Work required: Reproduce the stretch of items from the line containing "sudoku-cell: 1 — [562, 1128, 640, 1206]" through the line containing "sudoku-cell-empty[interactable] — [796, 602, 874, 680]", including both of those lines, with every character unchanged.
━━━━
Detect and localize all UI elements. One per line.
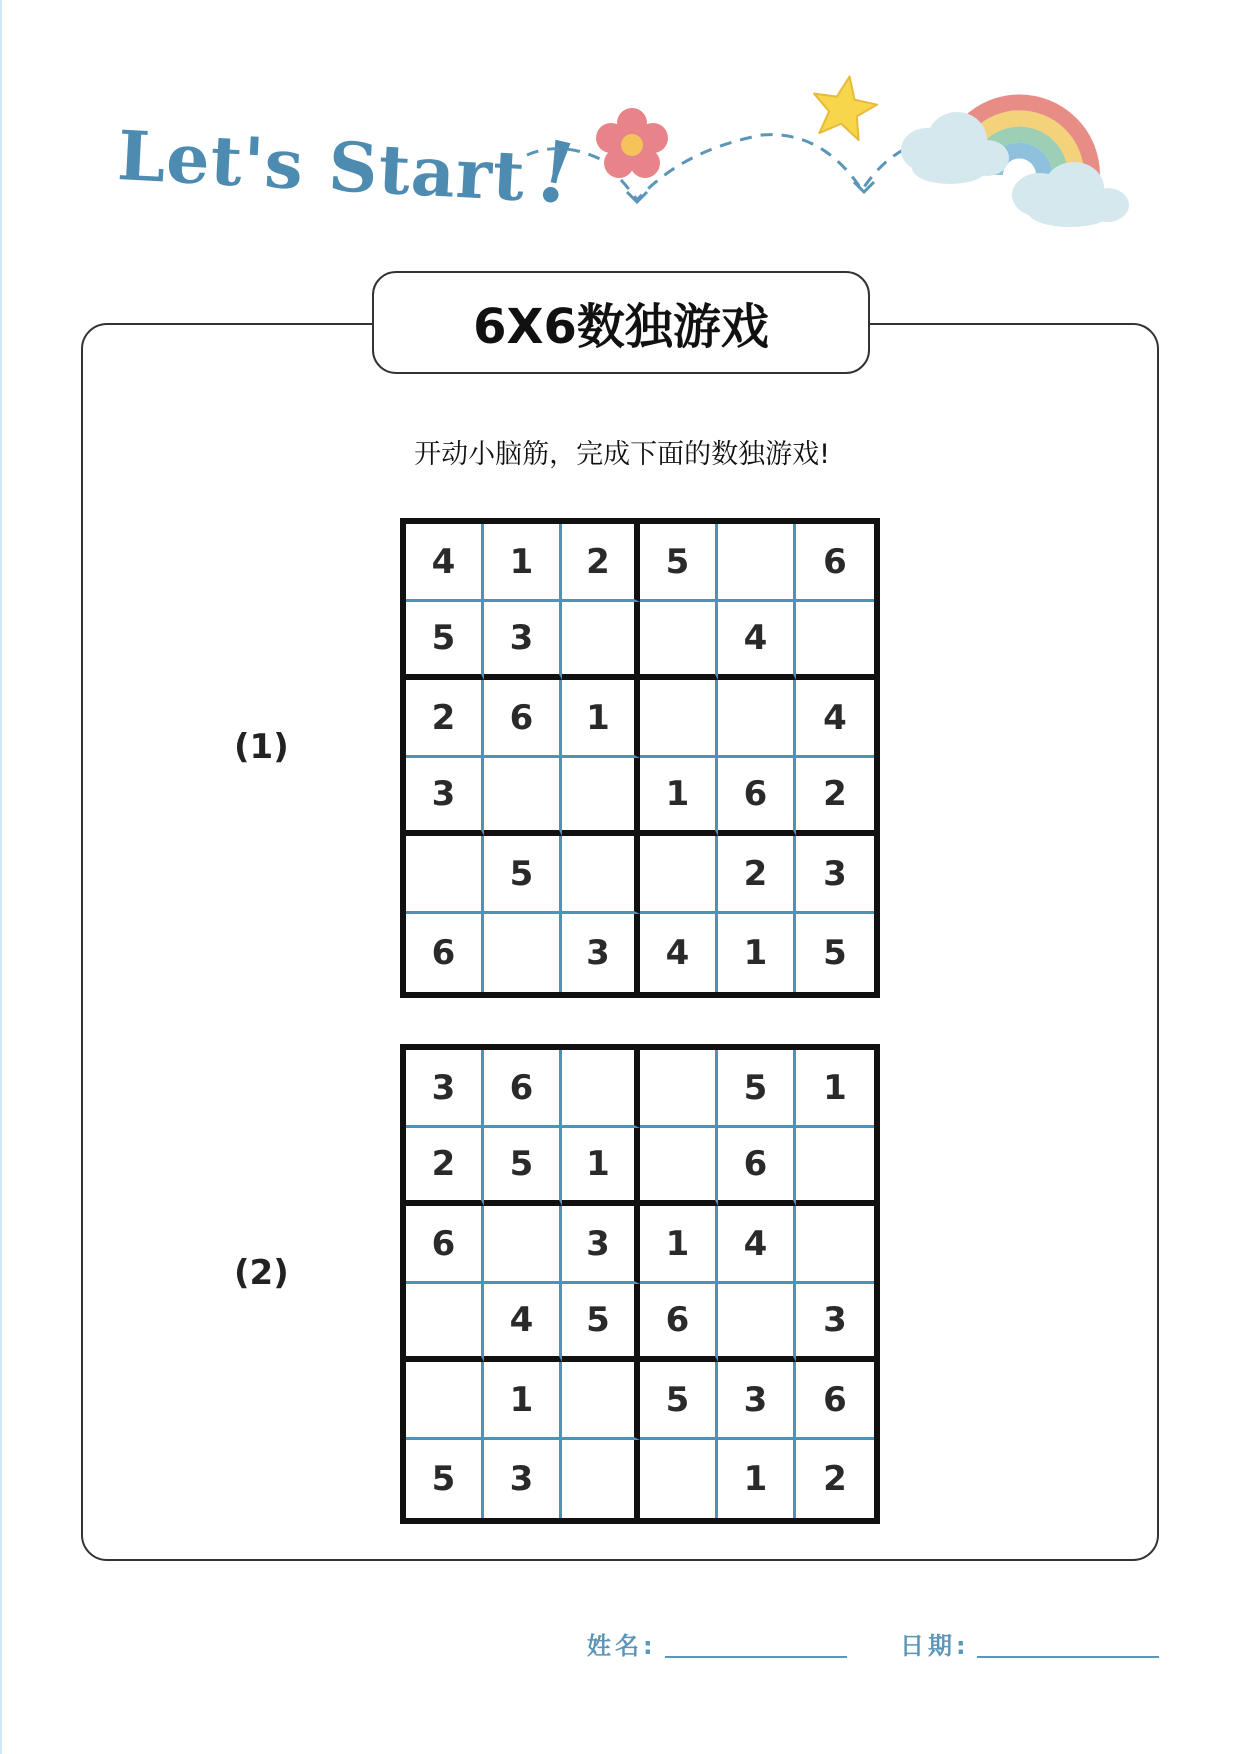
sudoku-cell: 1 — [562, 1128, 640, 1206]
sudoku-cell: 5 — [640, 524, 718, 602]
sudoku-cell: 5 — [562, 1284, 640, 1362]
sudoku-cell: 5 — [640, 1362, 718, 1440]
sudoku-cell: 4 — [484, 1284, 562, 1362]
sudoku-cell-empty[interactable] — [718, 524, 796, 602]
sudoku-cell: 4 — [718, 602, 796, 680]
name-label: 姓名: — [587, 1632, 657, 1660]
sudoku-cell: 3 — [484, 1440, 562, 1518]
page-title: 6X6数独游戏 — [473, 299, 769, 355]
sudoku-cell: 6 — [406, 1206, 484, 1284]
sudoku-cell: 4 — [796, 680, 874, 758]
date-label: 日期: — [900, 1632, 970, 1660]
sudoku-cell-empty[interactable] — [406, 1362, 484, 1440]
sudoku-cell: 1 — [484, 524, 562, 602]
sudoku-cell: 4 — [718, 1206, 796, 1284]
sudoku-cell-empty[interactable] — [640, 836, 718, 914]
sudoku-cell: 6 — [718, 758, 796, 836]
sudoku-cell: 3 — [562, 1206, 640, 1284]
sudoku-cell-empty[interactable] — [640, 680, 718, 758]
sudoku-cell-empty[interactable] — [562, 758, 640, 836]
sudoku-grid-1 — [400, 518, 880, 998]
headline-text: Let's Start — [115, 116, 528, 218]
sudoku-cell: 1 — [640, 758, 718, 836]
sudoku-cell-empty[interactable] — [406, 1284, 484, 1362]
sudoku-cell-empty[interactable] — [640, 1050, 718, 1128]
sudoku-cell: 1 — [484, 1362, 562, 1440]
sudoku-cell-empty[interactable] — [796, 602, 874, 680]
title-box — [372, 271, 870, 374]
sudoku-cell: 5 — [406, 602, 484, 680]
sudoku-cell: 6 — [640, 1284, 718, 1362]
sudoku-cell-empty[interactable] — [796, 1206, 874, 1284]
sudoku-cell: 2 — [406, 1128, 484, 1206]
sudoku-cell: 5 — [718, 1050, 796, 1128]
sudoku-cell: 5 — [484, 1128, 562, 1206]
sudoku-cell-empty[interactable] — [406, 836, 484, 914]
header-decoration — [2, 0, 1240, 240]
sudoku-cell-empty[interactable] — [562, 836, 640, 914]
sudoku-cell: 2 — [562, 524, 640, 602]
star-icon — [807, 71, 881, 142]
sudoku-cell: 2 — [823, 1459, 847, 1499]
sudoku-cell: 3 — [406, 758, 484, 836]
sudoku-cell-empty[interactable] — [562, 602, 640, 680]
sudoku-cell-empty[interactable] — [796, 1128, 874, 1206]
sudoku-cell: 1 — [796, 1050, 874, 1128]
sudoku-cell-empty[interactable] — [640, 1440, 718, 1518]
sudoku-cell: 2 — [796, 758, 874, 836]
sudoku-cell: 5 — [406, 1440, 484, 1518]
puzzle-label-2: (2) — [234, 1253, 289, 1293]
date-field[interactable] — [977, 1656, 1159, 1658]
sudoku-cell-empty[interactable] — [562, 1050, 640, 1128]
sudoku-cell: 5 — [823, 933, 847, 973]
sudoku-cell-empty[interactable] — [640, 602, 718, 680]
sudoku-cell: 4 — [640, 914, 718, 992]
sudoku-cell-empty[interactable] — [640, 1128, 718, 1206]
sudoku-cell: 1 — [640, 1206, 718, 1284]
instruction-text: 开动小脑筋，完成下面的数独游戏! — [414, 439, 830, 470]
sudoku-cell-empty[interactable] — [484, 758, 562, 836]
sudoku-cell: 6 — [796, 524, 874, 602]
name-field[interactable] — [665, 1656, 847, 1658]
sudoku-cell: 2 — [406, 680, 484, 758]
sudoku-cell: 1 — [718, 1440, 796, 1518]
sudoku-cell-empty[interactable] — [562, 1440, 640, 1518]
sudoku-cell: 1 — [718, 914, 796, 992]
puzzle-label-1: (1) — [234, 727, 289, 767]
sudoku-cell: 6 — [796, 1362, 874, 1440]
headline-exclamation: ! — [526, 119, 587, 225]
sudoku-cell: 6 — [484, 680, 562, 758]
sudoku-cell-empty[interactable] — [718, 1284, 796, 1362]
sudoku-cell: 3 — [406, 1050, 484, 1128]
dashed-trail — [527, 135, 907, 200]
sudoku-cell: 2 — [718, 836, 796, 914]
sudoku-cell-empty[interactable] — [484, 914, 562, 992]
flower-icon — [596, 108, 668, 178]
sudoku-cell: 1 — [562, 680, 640, 758]
sudoku-cell: 3 — [484, 602, 562, 680]
sudoku-cell-empty[interactable] — [562, 1362, 640, 1440]
sudoku-cell: 6 — [484, 1050, 562, 1128]
sudoku-cell-empty[interactable] — [484, 1206, 562, 1284]
sudoku-cell: 3 — [796, 1284, 874, 1362]
sudoku-cell: 3 — [718, 1362, 796, 1440]
sudoku-grid-2 — [400, 1044, 880, 1524]
sudoku-cell: 4 — [406, 524, 484, 602]
sudoku-cell: 5 — [484, 836, 562, 914]
sudoku-cell: 6 — [718, 1128, 796, 1206]
sudoku-cell: 3 — [796, 836, 874, 914]
sudoku-cell: 6 — [406, 914, 484, 992]
sudoku-cell: 3 — [562, 914, 640, 992]
sudoku-cell-empty[interactable] — [718, 680, 796, 758]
━━━━
Result of the exercise:
sudoku-cell: 1 — [562, 1128, 640, 1206]
sudoku-cell: 5 — [640, 524, 718, 602]
sudoku-cell: 5 — [562, 1284, 640, 1362]
sudoku-cell: 5 — [640, 1362, 718, 1440]
sudoku-cell: 4 — [484, 1284, 562, 1362]
sudoku-cell-empty[interactable] — [718, 524, 796, 602]
sudoku-cell: 4 — [718, 602, 796, 680]
name-label: 姓名: — [587, 1632, 657, 1660]
sudoku-cell: 3 — [484, 1440, 562, 1518]
page-title: 6X6数独游戏 — [473, 299, 769, 355]
sudoku-cell: 6 — [406, 1206, 484, 1284]
sudoku-cell: 4 — [796, 680, 874, 758]
date-label: 日期: — [900, 1632, 970, 1660]
sudoku-cell-empty[interactable] — [406, 1362, 484, 1440]
sudoku-cell: 1 — [484, 524, 562, 602]
sudoku-cell: 4 — [718, 1206, 796, 1284]
sudoku-cell-empty[interactable] — [640, 836, 718, 914]
sudoku-cell: 6 — [718, 758, 796, 836]
sudoku-cell: 3 — [562, 1206, 640, 1284]
sudoku-cell-empty[interactable] — [640, 680, 718, 758]
sudoku-cell-empty[interactable] — [562, 758, 640, 836]
sudoku-grid-1 — [400, 518, 880, 998]
headline-text: Let's Start — [115, 116, 528, 218]
sudoku-cell: 1 — [640, 758, 718, 836]
sudoku-cell-empty[interactable] — [406, 1284, 484, 1362]
sudoku-cell-empty[interactable] — [640, 1050, 718, 1128]
sudoku-cell: 1 — [484, 1362, 562, 1440]
sudoku-cell-empty[interactable] — [796, 602, 874, 680]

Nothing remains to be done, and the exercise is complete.